▶ [WHAT TO PRODUCE]
Determine how many lines include the word "frac", then give that number and nothing more.
PROVIDED DATA start
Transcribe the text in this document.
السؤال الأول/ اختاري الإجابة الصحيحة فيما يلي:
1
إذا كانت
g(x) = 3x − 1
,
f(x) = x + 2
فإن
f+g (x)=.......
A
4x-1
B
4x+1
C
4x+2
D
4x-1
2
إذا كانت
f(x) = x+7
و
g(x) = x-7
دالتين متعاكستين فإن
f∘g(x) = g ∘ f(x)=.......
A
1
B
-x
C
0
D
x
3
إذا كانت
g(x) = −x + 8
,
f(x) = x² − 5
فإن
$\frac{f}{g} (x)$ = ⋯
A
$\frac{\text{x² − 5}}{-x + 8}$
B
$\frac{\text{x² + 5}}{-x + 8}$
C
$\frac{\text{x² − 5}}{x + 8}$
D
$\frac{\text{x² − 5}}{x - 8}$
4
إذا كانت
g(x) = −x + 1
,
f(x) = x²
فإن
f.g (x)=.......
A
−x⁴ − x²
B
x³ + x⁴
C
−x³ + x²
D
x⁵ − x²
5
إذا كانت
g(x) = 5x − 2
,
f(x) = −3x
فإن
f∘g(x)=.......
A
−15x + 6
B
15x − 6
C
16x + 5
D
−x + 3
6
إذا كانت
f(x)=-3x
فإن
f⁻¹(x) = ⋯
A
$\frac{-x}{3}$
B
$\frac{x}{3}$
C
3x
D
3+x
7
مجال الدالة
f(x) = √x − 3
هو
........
PROVIDED DATA end
▶ [FINAL RESULT]
7